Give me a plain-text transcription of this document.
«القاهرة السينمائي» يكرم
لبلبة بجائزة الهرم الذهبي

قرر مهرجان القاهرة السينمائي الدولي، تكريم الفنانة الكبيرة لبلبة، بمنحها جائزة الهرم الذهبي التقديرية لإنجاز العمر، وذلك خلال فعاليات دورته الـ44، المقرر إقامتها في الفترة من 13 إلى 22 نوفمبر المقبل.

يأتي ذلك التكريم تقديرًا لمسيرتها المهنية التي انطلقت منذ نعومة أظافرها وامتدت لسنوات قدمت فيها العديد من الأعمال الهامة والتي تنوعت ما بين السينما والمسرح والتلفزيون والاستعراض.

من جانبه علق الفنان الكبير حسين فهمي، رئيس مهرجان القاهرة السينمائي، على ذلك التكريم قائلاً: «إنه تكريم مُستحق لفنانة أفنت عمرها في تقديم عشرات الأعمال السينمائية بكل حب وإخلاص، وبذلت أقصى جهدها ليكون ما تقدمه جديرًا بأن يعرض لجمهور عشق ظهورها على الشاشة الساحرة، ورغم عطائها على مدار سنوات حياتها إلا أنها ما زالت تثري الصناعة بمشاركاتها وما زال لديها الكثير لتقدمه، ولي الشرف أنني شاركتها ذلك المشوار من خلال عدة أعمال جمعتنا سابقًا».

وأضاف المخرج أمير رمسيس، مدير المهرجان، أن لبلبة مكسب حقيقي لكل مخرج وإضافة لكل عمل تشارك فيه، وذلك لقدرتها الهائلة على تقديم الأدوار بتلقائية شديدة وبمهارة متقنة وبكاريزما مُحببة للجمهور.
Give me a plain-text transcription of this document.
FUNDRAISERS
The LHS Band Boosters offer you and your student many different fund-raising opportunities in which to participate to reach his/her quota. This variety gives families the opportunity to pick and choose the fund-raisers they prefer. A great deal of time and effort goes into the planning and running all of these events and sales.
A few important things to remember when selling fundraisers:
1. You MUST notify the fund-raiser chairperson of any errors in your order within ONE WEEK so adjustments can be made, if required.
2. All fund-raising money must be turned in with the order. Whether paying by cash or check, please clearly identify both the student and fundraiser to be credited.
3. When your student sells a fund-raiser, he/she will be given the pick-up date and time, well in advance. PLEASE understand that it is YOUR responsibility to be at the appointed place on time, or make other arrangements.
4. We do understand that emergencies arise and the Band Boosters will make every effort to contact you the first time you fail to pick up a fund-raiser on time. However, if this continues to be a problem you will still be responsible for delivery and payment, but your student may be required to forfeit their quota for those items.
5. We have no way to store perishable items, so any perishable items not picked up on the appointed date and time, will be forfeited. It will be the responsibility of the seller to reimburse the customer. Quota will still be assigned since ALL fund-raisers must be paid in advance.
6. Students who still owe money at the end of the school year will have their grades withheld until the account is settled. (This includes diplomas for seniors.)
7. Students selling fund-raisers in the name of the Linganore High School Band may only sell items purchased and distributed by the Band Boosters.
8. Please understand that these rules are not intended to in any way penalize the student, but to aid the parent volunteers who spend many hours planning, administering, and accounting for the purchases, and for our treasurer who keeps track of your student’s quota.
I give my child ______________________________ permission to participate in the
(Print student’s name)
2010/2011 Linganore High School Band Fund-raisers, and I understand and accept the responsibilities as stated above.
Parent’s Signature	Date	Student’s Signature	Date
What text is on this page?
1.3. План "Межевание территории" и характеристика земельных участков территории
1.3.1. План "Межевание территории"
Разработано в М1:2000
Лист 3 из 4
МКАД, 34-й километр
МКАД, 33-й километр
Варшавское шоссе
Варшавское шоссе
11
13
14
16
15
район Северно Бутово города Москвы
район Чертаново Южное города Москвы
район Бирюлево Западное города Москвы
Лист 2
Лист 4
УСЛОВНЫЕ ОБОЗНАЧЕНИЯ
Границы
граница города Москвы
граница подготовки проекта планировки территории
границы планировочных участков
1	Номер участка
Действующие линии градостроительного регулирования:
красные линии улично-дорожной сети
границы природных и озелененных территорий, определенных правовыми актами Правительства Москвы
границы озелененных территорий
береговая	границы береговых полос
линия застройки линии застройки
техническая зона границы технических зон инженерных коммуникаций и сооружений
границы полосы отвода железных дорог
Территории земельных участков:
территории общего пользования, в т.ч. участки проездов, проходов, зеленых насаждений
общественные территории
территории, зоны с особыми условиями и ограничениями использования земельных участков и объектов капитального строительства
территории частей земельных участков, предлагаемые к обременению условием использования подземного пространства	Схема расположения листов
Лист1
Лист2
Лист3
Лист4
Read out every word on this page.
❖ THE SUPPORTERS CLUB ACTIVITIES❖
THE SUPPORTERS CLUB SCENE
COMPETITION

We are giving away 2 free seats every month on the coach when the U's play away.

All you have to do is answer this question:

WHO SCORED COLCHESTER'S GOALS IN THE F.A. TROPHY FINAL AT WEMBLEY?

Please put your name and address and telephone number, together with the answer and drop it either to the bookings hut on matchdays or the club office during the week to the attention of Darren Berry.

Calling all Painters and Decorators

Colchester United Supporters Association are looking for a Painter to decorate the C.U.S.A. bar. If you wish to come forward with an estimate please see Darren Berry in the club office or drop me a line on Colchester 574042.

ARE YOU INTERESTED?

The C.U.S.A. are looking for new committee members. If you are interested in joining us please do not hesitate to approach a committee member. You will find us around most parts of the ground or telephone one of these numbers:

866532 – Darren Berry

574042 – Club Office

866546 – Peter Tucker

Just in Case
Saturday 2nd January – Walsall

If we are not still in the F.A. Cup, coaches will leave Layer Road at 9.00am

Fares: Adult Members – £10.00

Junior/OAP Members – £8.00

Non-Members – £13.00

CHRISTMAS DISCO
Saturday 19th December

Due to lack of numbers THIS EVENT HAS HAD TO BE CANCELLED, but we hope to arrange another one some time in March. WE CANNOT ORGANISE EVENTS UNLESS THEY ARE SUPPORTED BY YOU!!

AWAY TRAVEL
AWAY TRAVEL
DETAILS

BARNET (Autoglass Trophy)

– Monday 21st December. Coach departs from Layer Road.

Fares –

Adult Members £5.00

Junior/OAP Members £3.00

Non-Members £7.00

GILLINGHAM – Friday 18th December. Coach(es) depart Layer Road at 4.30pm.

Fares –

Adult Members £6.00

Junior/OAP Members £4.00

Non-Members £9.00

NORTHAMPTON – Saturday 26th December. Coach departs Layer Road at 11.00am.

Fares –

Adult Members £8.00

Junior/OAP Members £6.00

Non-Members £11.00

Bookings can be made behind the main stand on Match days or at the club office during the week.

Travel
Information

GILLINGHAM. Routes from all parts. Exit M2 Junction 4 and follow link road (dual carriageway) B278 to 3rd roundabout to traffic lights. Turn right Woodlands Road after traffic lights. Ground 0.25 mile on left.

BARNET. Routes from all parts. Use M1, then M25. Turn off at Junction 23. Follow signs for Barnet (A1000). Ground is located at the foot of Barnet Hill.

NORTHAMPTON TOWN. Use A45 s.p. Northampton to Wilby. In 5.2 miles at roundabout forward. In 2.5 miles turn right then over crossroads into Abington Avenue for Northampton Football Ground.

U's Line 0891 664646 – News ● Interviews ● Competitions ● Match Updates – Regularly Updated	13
* * * *
▶ **TASK GOAL**
Quote each line of the listing above exactly.

▶ **RESULT OF THIS TASK**
Give me a plain-text transcription of this document.
«القاهرة السينمائي» يكرم
لبلبة بجائزة الهرم الذهبي

قرر مهرجان القاهرة السينمائي الدولي، تكريم الفنانة الكبيرة لبلبة، بمنحها جائزة الهرم الذهبي التقديرية لإنجاز العمر، وذلك خلال فعاليات دورته الـ44، المقرر إقامتها في الفترة من 13 إلى 22 نوفمبر المقبل.

يأتي ذلك التكريم تقديرًا لمسيرتها المهنية التي انطلقت منذ نعومة أظافرها وامتدت لسنوات قدمت فيها العديد من الأعمال الهامة والتي تنوعت ما بين السينما والمسرح والتلفزيون والاستعراض.

من جانبه علق الفنان الكبير حسين فهمي، رئيس مهرجان القاهرة السينمائي، على ذلك التكريم قائلاً: «إنه تكريم مُستحق لفنانة أفنت عمرها في تقديم عشرات الأعمال السينمائية بكل حب وإخلاص، وبذلت أقصى جهدها ليكون ما تقدمه جديرًا بأن يعرض لجمهور عشق ظهورها على الشاشة الساحرة، ورغم عطائها على مدار سنوات حياتها إلا أنها ما زالت تثري الصناعة بمشاركاتها وما زال لديها الكثير لتقدمه، ولي الشرف أنني شاركتها ذلك المشوار من خلال عدة أعمال جمعتنا سابقًا».

وأضاف المخرج أمير رمسيس، مدير المهرجان، أن لبلبة مكسب حقيقي لكل مخرج وإضافة لكل عمل تشارك فيه، وذلك لقدرتها الهائلة على تقديم الأدوار بتلقائية شديدة وبمهارة متقنة وبكاريزما مُحببة للجمهور.
Give me a plain-text transcription of this document.
FUNDRAISERS
The LHS Band Boosters offer you and your student many different fund-raising opportunities in which to participate to reach his/her quota. This variety gives families the opportunity to pick and choose the fund-raisers they prefer. A great deal of time and effort goes into the planning and running all of these events and sales.
A few important things to remember when selling fundraisers:
1. You MUST notify the fund-raiser chairperson of any errors in your order within ONE WEEK so adjustments can be made, if required.
2. All fund-raising money must be turned in with the order. Whether paying by cash or check, please clearly identify both the student and fundraiser to be credited.
3. When your student sells a fund-raiser, he/she will be given the pick-up date and time, well in advance. PLEASE understand that it is YOUR responsibility to be at the appointed place on time, or make other arrangements.
4. We do understand that emergencies arise and the Band Boosters will make every effort to contact you the first time you fail to pick up a fund-raiser on time. However, if this continues to be a problem you will still be responsible for delivery and payment, but your student may be required to forfeit their quota for those items.
5. We have no way to store perishable items, so any perishable items not picked up on the appointed date and time, will be forfeited. It will be the responsibility of the seller to reimburse the customer. Quota will still be assigned since ALL fund-raisers must be paid in advance.
6. Students who still owe money at the end of the school year will have their grades withheld until the account is settled. (This includes diplomas for seniors.)
7. Students selling fund-raisers in the name of the Linganore High School Band may only sell items purchased and distributed by the Band Boosters.
8. Please understand that these rules are not intended to in any way penalize the student, but to aid the parent volunteers who spend many hours planning, administering, and accounting for the purchases, and for our treasurer who keeps track of your student’s quota.
I give my child ______________________________ permission to participate in the
(Print student’s name)
2010/2011 Linganore High School Band Fund-raisers, and I understand and accept the responsibilities as stated above.
Parent’s Signature	Date	Student’s Signature	Date
What text is on this page?
1.3. План "Межевание территории" и характеристика земельных участков территории
1.3.1. План "Межевание территории"
Разработано в М1:2000
Лист 3 из 4
МКАД, 34-й километр
МКАД, 33-й километр
Варшавское шоссе
Варшавское шоссе
11
13
14
16
15
район Северно Бутово города Москвы
район Чертаново Южное города Москвы
район Бирюлево Западное города Москвы
Лист 2
Лист 4
УСЛОВНЫЕ ОБОЗНАЧЕНИЯ
Границы
граница города Москвы
граница подготовки проекта планировки территории
границы планировочных участков
1	Номер участка
Действующие линии градостроительного регулирования:
красные линии улично-дорожной сети
границы природных и озелененных территорий, определенных правовыми актами Правительства Москвы
границы озелененных территорий
береговая	границы береговых полос
линия застройки линии застройки
техническая зона границы технических зон инженерных коммуникаций и сооружений
границы полосы отвода железных дорог
Территории земельных участков:
территории общего пользования, в т.ч. участки проездов, проходов, зеленых насаждений
общественные территории
территории, зоны с особыми условиями и ограничениями использования земельных участков и объектов капитального строительства
территории частей земельных участков, предлагаемые к обременению условием использования подземного пространства	Схема расположения листов
Лист1
Лист2
Лист3
Лист4
Read out every word on this page.
❖ THE SUPPORTERS CLUB ACTIVITIES❖
THE SUPPORTERS CLUB SCENE
COMPETITION

We are giving away 2 free seats every month on the coach when the U's play away.

All you have to do is answer this question:

WHO SCORED COLCHESTER'S GOALS IN THE F.A. TROPHY FINAL AT WEMBLEY?

Please put your name and address and telephone number, together with the answer and drop it either to the bookings hut on matchdays or the club office during the week to the attention of Darren Berry.

Calling all Painters and Decorators

Colchester United Supporters Association are looking for a Painter to decorate the C.U.S.A. bar. If you wish to come forward with an estimate please see Darren Berry in the club office or drop me a line on Colchester 574042.

ARE YOU INTERESTED?

The C.U.S.A. are looking for new committee members. If you are interested in joining us please do not hesitate to approach a committee member. You will find us around most parts of the ground or telephone one of these numbers:

866532 – Darren Berry

574042 – Club Office

866546 – Peter Tucker

Just in Case
Saturday 2nd January – Walsall

If we are not still in the F.A. Cup, coaches will leave Layer Road at 9.00am

Fares: Adult Members – £10.00

Junior/OAP Members – £8.00

Non-Members – £13.00

CHRISTMAS DISCO
Saturday 19th December

Due to lack of numbers THIS EVENT HAS HAD TO BE CANCELLED, but we hope to arrange another one some time in March. WE CANNOT ORGANISE EVENTS UNLESS THEY ARE SUPPORTED BY YOU!!

AWAY TRAVEL
AWAY TRAVEL
DETAILS

BARNET (Autoglass Trophy)

– Monday 21st December. Coach departs from Layer Road.

Fares –

Adult Members £5.00

Junior/OAP Members £3.00

Non-Members £7.00

GILLINGHAM – Friday 18th December. Coach(es) depart Layer Road at 4.30pm.

Fares –

Adult Members £6.00

Junior/OAP Members £4.00

Non-Members £9.00

NORTHAMPTON – Saturday 26th December. Coach departs Layer Road at 11.00am.

Fares –

Adult Members £8.00

Junior/OAP Members £6.00

Non-Members £11.00

Bookings can be made behind the main stand on Match days or at the club office during the week.

Travel
Information

GILLINGHAM. Routes from all parts. Exit M2 Junction 4 and follow link road (dual carriageway) B278 to 3rd roundabout to traffic lights. Turn right Woodlands Road after traffic lights. Ground 0.25 mile on left.

BARNET. Routes from all parts. Use M1, then M25. Turn off at Junction 23. Follow signs for Barnet (A1000). Ground is located at the foot of Barnet Hill.

NORTHAMPTON TOWN. Use A45 s.p. Northampton to Wilby. In 5.2 miles at roundabout forward. In 2.5 miles turn right then over crossroads into Abington Avenue for Northampton Football Ground.

U's Line 0891 664646 – News ● Interviews ● Competitions ● Match Updates – Regularly Updated	13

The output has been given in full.